§ **Exercise description**
Locate the lines where "替换标签体中的内容" occurs and copy them as they stand.

— begin Entries provided —

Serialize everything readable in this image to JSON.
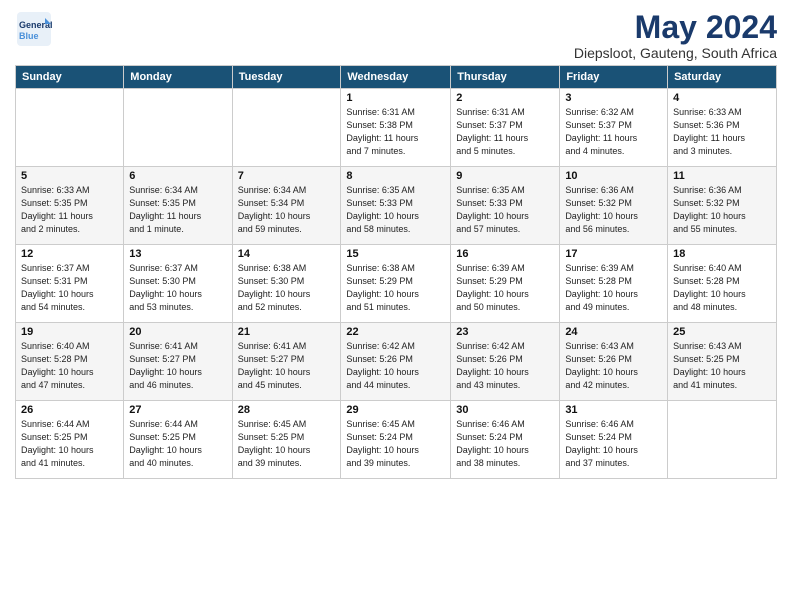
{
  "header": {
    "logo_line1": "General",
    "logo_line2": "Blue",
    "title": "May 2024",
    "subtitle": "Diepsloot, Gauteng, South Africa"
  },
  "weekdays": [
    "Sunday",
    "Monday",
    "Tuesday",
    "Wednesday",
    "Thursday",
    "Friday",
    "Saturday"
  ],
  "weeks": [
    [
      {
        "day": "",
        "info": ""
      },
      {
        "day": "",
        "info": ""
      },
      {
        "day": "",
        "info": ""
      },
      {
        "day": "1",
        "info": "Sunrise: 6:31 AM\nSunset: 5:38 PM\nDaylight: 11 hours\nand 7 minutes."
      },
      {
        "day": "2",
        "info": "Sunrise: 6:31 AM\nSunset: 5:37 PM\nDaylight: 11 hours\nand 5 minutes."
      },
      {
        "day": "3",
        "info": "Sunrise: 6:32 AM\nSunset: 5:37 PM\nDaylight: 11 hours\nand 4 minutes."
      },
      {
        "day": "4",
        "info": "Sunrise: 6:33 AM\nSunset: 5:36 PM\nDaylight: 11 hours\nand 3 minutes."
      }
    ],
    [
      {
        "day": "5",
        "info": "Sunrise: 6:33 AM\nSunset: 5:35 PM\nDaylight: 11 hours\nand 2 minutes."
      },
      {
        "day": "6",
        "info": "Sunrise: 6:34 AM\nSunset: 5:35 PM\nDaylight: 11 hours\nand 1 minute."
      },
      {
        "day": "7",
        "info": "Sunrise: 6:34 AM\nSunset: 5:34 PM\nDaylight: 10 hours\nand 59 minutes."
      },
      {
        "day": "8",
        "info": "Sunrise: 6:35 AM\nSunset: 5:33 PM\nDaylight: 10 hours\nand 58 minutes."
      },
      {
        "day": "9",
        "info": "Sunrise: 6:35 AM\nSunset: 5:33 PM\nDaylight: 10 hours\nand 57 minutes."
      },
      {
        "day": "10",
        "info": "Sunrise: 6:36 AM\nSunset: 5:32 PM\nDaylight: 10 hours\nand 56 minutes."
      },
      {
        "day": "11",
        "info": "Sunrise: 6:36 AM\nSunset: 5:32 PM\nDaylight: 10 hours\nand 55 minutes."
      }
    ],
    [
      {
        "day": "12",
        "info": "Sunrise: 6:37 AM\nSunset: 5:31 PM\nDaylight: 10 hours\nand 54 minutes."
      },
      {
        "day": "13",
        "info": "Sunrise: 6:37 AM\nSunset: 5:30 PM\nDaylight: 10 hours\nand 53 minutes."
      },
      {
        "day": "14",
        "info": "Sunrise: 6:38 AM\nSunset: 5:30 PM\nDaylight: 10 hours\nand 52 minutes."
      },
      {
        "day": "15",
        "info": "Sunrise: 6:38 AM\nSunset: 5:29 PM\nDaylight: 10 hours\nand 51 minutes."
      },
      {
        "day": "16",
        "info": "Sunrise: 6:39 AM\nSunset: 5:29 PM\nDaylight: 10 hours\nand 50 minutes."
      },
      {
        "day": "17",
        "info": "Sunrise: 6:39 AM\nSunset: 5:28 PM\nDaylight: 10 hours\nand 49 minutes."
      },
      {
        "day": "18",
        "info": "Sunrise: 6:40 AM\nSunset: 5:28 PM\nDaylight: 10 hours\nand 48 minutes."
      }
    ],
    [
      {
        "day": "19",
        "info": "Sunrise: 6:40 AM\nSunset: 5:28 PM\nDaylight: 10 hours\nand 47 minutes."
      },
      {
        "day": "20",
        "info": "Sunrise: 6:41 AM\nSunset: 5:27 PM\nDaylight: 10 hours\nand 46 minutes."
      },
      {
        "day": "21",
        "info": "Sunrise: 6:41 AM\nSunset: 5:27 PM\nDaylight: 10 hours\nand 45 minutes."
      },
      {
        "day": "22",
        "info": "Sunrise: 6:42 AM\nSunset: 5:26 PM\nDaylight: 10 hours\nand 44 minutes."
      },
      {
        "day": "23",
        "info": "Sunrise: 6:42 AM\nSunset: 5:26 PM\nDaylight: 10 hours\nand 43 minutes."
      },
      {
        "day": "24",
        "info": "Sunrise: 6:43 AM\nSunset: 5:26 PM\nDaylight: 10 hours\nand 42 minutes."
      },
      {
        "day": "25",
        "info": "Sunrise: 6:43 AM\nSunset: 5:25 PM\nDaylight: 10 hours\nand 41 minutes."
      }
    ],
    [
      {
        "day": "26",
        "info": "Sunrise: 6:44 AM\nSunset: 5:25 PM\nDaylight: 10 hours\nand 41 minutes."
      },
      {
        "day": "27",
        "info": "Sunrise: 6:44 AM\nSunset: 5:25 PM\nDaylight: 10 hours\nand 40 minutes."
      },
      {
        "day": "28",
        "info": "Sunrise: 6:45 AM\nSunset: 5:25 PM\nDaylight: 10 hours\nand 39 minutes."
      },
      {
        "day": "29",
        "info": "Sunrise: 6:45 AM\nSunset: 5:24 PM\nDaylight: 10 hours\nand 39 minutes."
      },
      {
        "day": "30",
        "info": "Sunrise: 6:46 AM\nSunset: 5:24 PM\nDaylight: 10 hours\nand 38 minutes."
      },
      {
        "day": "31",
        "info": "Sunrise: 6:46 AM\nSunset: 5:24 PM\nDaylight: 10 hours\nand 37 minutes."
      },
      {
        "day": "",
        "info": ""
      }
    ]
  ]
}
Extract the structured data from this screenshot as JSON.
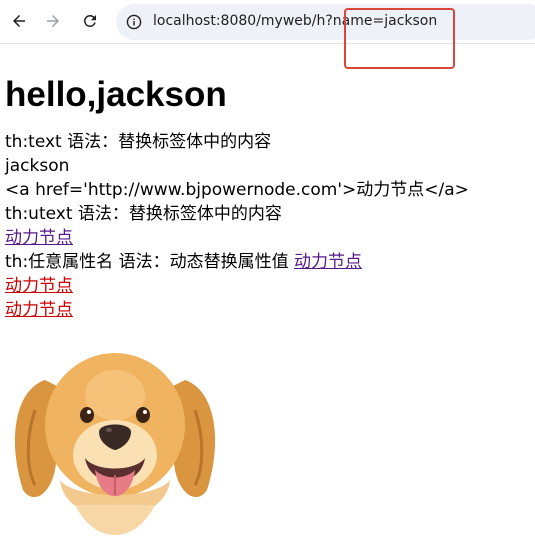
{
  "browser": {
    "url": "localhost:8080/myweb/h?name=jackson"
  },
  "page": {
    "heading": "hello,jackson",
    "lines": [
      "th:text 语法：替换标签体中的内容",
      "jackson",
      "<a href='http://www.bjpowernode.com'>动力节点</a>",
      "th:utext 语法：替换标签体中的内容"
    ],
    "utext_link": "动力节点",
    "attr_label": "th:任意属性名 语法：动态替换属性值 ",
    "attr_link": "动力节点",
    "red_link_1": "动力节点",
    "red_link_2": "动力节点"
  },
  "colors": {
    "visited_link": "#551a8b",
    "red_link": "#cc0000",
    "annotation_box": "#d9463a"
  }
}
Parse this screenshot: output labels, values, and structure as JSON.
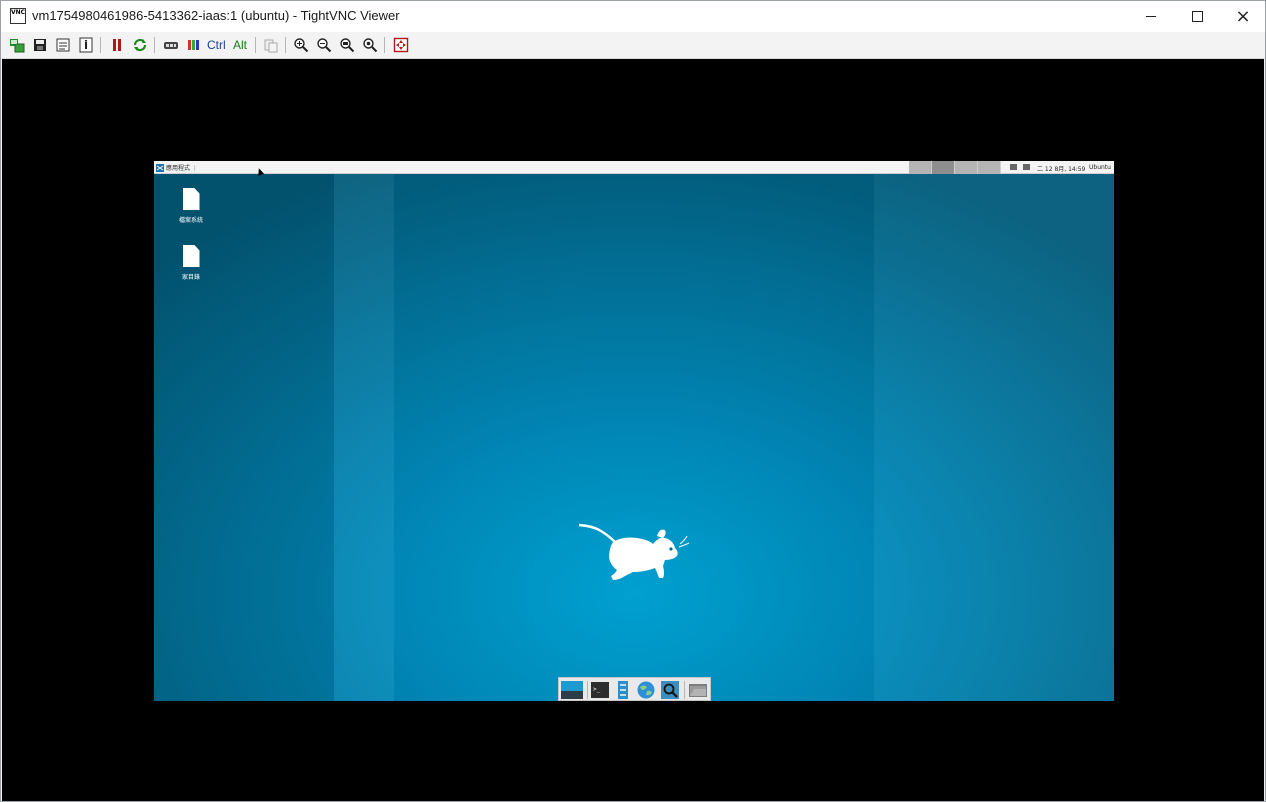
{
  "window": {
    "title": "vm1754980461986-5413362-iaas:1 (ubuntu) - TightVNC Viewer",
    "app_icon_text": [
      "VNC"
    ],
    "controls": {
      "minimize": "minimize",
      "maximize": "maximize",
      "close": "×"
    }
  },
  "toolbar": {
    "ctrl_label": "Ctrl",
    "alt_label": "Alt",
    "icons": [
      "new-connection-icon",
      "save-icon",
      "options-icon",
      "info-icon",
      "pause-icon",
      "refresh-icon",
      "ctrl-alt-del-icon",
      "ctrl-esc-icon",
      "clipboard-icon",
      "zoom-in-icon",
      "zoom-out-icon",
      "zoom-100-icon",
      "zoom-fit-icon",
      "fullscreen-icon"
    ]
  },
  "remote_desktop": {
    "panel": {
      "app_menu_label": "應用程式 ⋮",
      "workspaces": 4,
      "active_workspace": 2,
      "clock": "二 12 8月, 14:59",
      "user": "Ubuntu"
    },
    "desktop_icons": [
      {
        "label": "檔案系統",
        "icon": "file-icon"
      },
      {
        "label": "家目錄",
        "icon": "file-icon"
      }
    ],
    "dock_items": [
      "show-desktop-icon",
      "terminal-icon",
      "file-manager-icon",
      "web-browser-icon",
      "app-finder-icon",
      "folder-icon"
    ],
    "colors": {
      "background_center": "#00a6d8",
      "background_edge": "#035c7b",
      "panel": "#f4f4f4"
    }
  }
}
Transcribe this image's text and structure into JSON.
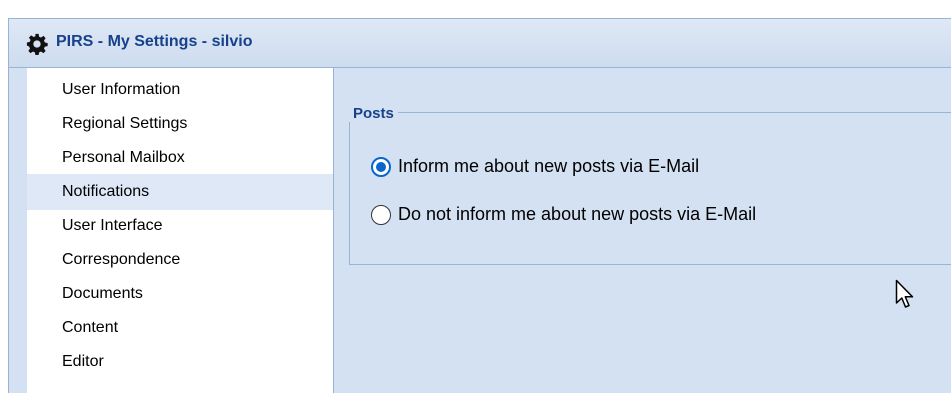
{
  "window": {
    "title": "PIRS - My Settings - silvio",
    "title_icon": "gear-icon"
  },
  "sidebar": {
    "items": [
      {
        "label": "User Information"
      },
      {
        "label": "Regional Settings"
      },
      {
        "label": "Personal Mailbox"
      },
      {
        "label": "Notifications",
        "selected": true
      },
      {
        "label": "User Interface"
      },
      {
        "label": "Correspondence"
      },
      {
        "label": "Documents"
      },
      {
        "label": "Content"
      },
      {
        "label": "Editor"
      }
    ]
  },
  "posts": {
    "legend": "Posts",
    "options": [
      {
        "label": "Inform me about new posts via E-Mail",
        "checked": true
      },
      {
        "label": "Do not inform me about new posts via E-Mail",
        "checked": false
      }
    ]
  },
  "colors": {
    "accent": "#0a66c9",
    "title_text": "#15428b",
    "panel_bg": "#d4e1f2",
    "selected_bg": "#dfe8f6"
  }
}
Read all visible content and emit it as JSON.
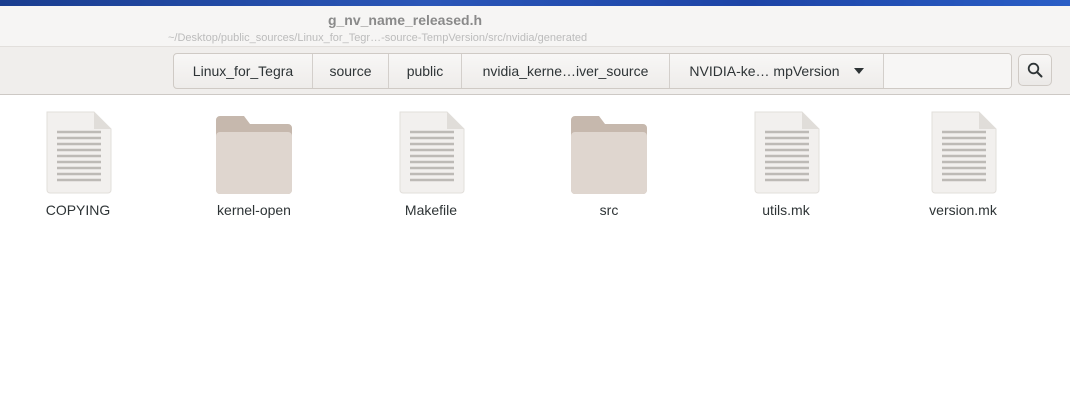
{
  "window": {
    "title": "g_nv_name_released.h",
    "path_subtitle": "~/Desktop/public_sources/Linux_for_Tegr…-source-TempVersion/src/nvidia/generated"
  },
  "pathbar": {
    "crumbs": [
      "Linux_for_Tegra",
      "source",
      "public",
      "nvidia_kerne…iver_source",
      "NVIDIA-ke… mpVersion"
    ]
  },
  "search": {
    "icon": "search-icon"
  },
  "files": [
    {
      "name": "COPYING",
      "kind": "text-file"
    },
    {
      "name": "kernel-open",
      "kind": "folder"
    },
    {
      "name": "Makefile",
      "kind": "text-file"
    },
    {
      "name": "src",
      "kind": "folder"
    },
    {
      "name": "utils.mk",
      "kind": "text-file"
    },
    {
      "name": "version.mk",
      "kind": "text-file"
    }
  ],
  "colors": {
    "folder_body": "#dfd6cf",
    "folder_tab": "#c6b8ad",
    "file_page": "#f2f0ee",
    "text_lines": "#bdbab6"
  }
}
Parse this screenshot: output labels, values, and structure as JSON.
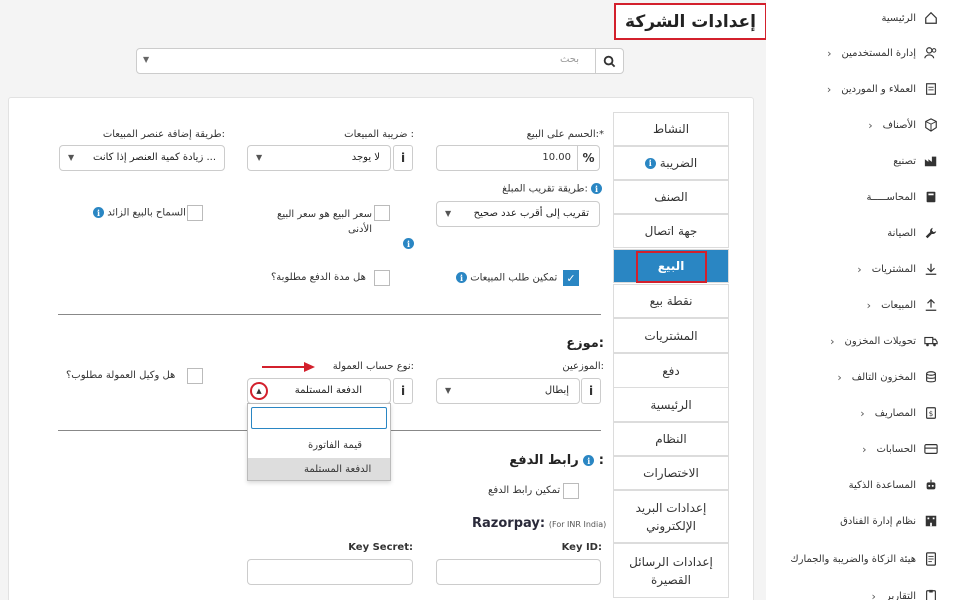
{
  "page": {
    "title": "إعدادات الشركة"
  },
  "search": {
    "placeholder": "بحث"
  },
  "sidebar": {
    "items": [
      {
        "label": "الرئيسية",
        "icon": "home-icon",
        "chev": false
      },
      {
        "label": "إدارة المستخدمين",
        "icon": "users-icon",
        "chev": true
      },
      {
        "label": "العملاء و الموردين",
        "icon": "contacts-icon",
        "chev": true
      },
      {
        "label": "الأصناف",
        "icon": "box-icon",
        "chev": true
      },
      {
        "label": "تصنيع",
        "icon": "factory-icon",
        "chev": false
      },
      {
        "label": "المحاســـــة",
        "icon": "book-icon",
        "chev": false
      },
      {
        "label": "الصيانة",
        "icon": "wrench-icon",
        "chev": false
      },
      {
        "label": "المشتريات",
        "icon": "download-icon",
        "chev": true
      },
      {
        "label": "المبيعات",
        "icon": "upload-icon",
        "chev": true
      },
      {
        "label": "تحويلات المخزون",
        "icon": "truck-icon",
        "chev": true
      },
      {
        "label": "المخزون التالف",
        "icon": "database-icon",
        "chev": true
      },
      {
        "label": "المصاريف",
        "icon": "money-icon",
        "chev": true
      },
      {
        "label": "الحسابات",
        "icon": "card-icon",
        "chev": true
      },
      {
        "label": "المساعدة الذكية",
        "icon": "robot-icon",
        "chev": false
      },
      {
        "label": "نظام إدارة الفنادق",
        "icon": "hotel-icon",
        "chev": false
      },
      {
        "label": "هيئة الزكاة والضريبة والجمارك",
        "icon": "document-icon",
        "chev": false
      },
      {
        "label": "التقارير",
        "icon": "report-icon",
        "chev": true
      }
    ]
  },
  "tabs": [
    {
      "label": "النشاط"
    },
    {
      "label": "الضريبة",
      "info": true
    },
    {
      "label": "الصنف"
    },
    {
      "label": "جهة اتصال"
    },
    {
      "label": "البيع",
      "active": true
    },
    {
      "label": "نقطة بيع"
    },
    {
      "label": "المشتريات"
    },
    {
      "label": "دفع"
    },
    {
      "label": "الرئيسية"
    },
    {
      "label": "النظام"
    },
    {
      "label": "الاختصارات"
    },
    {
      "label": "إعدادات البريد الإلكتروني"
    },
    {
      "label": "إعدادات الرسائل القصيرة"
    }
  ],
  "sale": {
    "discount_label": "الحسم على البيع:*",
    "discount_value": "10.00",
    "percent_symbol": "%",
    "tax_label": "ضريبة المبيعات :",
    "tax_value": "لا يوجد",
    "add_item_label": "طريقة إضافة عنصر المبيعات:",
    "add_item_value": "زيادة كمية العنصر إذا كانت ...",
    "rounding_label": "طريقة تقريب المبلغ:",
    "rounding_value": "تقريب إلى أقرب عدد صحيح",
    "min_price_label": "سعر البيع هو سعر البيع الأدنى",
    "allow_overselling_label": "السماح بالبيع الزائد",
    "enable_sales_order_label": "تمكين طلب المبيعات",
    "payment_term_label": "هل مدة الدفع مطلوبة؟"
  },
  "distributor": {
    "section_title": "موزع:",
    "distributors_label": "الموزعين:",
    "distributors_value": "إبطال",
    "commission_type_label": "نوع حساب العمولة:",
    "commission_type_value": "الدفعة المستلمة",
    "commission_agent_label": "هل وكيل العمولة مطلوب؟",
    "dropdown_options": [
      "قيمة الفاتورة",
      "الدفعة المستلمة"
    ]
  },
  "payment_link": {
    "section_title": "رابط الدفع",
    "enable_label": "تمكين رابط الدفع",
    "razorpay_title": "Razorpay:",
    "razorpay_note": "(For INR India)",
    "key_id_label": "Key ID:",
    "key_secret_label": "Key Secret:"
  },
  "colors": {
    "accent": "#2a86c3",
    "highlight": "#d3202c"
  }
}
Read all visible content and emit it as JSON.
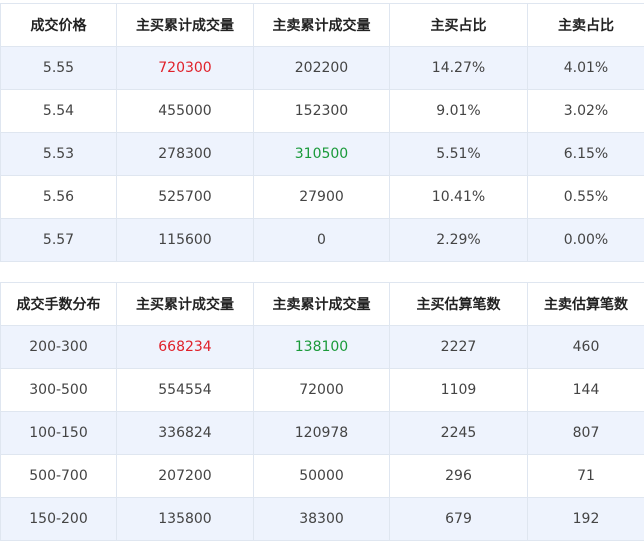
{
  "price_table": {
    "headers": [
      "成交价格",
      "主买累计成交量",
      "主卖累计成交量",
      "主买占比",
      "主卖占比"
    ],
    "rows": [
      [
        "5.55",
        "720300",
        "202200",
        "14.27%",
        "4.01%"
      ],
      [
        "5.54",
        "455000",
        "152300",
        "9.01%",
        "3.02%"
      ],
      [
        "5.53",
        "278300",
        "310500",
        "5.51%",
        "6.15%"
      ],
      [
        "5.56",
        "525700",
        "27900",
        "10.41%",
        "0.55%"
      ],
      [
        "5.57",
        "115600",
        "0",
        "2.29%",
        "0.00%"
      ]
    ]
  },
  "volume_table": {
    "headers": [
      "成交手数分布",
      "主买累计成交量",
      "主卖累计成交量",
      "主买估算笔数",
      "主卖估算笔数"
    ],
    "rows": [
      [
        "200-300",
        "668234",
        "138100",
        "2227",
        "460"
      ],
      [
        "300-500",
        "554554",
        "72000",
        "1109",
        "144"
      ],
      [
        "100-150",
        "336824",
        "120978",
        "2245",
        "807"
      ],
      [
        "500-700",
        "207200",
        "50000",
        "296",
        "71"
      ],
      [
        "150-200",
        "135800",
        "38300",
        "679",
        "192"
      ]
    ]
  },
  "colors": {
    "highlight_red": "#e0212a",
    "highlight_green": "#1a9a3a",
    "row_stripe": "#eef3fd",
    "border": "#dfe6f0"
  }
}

— end Entries provided —

§ **Task solution**
      "th:text 语法：替换标签体中的内容",
      "th:utext 语法：替换标签体中的内容"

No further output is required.